#### GIVEN PROBLEM
Your task is to write out the lines from the line containing "Extract all readable text from this page." through the last line of the material, exactly.

#### DATA SUPPLIED
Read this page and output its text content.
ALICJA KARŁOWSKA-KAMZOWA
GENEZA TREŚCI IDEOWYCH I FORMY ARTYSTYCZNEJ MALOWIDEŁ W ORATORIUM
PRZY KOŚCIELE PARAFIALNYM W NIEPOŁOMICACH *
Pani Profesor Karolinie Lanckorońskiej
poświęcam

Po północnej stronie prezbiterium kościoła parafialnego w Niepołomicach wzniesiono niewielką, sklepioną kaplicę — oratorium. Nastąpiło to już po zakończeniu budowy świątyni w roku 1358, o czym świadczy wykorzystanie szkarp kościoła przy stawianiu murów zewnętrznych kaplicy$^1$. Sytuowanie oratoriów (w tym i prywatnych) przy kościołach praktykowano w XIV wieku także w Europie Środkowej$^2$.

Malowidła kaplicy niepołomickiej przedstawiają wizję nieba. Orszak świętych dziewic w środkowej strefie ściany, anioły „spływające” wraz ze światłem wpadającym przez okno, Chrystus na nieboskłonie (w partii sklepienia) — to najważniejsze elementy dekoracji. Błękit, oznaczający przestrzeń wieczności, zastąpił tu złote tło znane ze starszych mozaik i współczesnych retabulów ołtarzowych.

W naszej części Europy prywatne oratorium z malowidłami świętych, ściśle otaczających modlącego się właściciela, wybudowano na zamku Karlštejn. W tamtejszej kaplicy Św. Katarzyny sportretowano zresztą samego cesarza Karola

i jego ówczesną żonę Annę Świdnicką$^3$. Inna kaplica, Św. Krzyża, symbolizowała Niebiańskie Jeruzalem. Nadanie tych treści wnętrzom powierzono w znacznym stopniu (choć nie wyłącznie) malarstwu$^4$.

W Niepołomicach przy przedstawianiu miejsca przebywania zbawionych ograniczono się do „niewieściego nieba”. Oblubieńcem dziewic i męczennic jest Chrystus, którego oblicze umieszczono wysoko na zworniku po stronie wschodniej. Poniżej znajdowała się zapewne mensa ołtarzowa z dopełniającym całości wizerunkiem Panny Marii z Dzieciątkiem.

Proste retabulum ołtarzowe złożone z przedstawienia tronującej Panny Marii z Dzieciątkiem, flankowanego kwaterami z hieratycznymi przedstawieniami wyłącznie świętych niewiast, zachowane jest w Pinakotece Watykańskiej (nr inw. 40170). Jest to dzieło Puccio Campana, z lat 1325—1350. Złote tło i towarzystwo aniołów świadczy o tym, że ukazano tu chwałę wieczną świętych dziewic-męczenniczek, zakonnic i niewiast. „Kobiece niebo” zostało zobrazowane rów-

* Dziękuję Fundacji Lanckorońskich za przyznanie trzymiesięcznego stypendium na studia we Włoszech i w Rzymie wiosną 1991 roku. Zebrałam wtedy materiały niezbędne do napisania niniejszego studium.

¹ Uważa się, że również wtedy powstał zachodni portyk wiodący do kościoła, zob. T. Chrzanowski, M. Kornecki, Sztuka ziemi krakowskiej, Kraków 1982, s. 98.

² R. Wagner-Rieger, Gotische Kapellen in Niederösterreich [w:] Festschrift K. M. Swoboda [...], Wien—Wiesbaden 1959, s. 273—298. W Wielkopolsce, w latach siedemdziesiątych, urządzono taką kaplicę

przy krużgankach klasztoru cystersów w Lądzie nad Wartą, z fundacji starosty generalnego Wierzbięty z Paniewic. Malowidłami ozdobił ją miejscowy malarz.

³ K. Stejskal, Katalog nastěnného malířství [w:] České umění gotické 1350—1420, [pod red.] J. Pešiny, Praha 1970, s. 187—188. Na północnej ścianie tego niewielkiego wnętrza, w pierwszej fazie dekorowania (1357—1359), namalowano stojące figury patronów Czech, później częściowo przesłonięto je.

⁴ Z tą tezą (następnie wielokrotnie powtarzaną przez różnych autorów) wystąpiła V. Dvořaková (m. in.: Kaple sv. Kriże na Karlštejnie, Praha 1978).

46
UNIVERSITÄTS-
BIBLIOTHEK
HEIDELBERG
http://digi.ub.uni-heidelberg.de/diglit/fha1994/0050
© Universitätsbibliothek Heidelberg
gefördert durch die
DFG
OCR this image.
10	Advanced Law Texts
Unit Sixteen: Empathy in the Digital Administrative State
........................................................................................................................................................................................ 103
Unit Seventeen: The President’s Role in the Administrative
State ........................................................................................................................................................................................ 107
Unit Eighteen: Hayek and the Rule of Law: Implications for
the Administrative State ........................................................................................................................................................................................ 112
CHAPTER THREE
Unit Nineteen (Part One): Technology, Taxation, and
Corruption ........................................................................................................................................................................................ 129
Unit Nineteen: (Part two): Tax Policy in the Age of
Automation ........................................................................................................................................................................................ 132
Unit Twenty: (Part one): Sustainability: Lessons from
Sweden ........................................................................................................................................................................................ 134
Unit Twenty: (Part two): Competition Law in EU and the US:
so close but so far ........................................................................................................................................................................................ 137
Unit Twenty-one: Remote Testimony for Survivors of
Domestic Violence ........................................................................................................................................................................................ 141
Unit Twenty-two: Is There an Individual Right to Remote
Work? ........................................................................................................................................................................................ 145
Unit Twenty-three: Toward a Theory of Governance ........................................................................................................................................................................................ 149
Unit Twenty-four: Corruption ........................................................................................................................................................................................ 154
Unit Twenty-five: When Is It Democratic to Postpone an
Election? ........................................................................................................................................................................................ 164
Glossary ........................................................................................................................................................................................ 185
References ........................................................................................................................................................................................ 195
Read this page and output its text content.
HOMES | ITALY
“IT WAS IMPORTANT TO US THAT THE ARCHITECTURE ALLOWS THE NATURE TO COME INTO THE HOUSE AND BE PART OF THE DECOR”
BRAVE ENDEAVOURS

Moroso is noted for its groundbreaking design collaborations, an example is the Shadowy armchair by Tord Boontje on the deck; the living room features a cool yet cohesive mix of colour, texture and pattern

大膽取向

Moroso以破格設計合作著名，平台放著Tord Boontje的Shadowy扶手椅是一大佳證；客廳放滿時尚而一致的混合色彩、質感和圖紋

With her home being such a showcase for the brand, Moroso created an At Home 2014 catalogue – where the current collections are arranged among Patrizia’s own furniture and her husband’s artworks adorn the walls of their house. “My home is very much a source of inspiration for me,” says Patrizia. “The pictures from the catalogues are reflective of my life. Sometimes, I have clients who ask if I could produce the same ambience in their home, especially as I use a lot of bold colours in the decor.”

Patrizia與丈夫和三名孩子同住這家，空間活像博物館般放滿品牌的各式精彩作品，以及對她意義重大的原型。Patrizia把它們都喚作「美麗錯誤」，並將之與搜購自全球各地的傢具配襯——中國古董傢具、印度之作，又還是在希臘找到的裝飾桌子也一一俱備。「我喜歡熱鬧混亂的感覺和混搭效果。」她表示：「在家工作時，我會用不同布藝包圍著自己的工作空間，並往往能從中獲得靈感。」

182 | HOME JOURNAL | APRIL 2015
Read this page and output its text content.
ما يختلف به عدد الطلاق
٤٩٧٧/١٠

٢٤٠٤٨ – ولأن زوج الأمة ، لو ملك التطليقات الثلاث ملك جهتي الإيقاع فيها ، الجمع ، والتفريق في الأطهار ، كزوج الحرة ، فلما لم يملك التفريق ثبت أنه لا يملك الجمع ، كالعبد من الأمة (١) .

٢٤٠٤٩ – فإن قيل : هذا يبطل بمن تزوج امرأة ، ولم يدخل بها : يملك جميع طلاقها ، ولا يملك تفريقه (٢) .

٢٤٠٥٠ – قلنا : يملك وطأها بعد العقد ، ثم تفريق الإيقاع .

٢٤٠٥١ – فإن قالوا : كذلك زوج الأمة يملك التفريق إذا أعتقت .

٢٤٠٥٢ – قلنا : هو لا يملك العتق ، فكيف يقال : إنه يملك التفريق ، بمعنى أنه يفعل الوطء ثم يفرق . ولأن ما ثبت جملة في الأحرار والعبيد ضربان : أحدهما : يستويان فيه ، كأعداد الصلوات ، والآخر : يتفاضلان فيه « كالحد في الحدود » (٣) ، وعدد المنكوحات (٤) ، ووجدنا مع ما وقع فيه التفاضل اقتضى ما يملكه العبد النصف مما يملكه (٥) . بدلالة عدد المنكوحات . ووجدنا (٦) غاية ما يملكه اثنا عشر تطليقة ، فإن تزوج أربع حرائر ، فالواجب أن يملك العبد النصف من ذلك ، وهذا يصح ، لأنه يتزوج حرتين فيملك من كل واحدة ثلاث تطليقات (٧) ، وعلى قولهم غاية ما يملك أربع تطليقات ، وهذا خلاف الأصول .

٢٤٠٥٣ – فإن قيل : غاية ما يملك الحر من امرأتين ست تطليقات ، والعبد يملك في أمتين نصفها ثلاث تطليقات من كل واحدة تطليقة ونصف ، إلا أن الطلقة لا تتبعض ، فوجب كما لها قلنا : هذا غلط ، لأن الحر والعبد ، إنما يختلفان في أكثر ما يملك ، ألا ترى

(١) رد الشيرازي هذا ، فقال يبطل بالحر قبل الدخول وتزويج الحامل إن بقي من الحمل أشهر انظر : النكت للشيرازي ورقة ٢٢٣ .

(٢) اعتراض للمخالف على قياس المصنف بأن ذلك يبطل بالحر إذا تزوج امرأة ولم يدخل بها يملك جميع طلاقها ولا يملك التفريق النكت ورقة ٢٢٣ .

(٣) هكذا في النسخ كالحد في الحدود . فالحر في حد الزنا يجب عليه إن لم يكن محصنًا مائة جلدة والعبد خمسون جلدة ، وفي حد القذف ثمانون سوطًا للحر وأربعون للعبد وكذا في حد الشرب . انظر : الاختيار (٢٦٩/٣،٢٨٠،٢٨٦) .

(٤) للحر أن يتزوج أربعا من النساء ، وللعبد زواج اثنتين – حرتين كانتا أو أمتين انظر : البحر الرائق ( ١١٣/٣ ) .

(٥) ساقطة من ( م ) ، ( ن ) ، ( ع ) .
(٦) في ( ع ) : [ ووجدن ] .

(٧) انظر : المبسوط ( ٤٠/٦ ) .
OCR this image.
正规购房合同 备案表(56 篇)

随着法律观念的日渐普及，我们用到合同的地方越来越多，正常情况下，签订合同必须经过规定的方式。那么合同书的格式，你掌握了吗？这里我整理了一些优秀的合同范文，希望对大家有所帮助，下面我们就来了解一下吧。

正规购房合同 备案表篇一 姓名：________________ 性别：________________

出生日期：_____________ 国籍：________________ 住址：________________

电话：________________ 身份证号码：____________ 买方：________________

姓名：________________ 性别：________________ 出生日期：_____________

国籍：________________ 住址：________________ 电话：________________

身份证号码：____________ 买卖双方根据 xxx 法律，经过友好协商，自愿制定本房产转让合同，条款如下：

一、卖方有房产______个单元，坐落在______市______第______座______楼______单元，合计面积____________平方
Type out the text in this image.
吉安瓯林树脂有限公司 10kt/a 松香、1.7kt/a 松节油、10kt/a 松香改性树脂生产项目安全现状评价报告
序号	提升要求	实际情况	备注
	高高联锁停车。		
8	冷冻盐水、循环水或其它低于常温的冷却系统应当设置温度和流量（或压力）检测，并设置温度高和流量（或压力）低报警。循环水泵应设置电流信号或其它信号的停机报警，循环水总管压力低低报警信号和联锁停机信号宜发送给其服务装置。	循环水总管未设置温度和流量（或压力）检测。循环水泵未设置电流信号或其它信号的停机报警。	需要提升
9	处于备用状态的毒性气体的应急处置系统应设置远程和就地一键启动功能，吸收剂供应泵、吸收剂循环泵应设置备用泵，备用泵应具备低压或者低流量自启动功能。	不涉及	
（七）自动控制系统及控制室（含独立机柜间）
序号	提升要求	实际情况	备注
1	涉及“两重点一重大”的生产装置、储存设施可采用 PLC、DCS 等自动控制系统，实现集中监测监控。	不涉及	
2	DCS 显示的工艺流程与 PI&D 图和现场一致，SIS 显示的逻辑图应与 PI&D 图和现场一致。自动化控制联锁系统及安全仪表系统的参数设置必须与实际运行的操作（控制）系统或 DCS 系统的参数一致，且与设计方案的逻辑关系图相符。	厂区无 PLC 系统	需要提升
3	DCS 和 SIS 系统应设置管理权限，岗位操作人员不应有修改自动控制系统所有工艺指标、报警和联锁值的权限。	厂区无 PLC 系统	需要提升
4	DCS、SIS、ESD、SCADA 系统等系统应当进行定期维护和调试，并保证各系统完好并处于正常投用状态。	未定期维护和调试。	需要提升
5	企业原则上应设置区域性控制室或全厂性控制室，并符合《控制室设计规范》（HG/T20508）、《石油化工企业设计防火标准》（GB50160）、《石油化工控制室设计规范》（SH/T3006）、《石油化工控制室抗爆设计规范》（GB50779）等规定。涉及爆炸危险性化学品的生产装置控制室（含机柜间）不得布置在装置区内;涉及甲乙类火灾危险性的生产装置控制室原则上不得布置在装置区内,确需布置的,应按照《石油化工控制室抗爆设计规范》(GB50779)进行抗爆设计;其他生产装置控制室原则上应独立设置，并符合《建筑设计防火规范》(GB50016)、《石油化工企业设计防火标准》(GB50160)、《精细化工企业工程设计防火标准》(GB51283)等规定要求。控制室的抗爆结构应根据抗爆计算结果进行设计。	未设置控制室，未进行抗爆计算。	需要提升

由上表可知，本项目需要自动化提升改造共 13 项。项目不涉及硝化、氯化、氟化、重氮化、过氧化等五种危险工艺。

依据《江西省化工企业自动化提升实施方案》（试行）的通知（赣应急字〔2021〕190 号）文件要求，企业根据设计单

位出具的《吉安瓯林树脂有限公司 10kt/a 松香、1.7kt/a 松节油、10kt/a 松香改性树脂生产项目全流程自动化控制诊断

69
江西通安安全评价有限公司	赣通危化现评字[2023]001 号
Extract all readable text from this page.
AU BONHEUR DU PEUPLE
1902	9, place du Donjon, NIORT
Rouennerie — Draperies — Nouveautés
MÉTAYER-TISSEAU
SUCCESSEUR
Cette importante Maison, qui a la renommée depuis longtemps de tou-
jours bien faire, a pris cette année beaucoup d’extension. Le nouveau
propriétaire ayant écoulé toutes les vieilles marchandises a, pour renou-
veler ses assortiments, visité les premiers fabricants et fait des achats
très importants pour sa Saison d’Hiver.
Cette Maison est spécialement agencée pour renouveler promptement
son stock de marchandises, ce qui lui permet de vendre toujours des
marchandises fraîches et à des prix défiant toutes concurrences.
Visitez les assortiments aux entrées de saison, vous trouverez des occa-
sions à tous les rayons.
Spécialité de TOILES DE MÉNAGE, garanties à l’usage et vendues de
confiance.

#### SOLUTION FOR THIS TASK
Extract all readable text from this page.
AU BONHEUR DU PEUPLE
1902	9, place du Donjon, NIORT
Rouennerie — Draperies — Nouveautés
MÉTAYER-TISSEAU
SUCCESSEUR
Cette importante Maison, qui a la renommée depuis longtemps de tou-
jours bien faire, a pris cette année beaucoup d’extension. Le nouveau
propriétaire ayant écoulé toutes les vieilles marchandises a, pour renou-
veler ses assortiments, visité les premiers fabricants et fait des achats
très importants pour sa Saison d’Hiver.
Cette Maison est spécialement agencée pour renouveler promptement
son stock de marchandises, ce qui lui permet de vendre toujours des
marchandises fraîches et à des prix défiant toutes concurrences.
Visitez les assortiments aux entrées de saison, vous trouverez des occa-
sions à tous les rayons.
Spécialité de TOILES DE MÉNAGE, garanties à l’usage et vendues de
confiance.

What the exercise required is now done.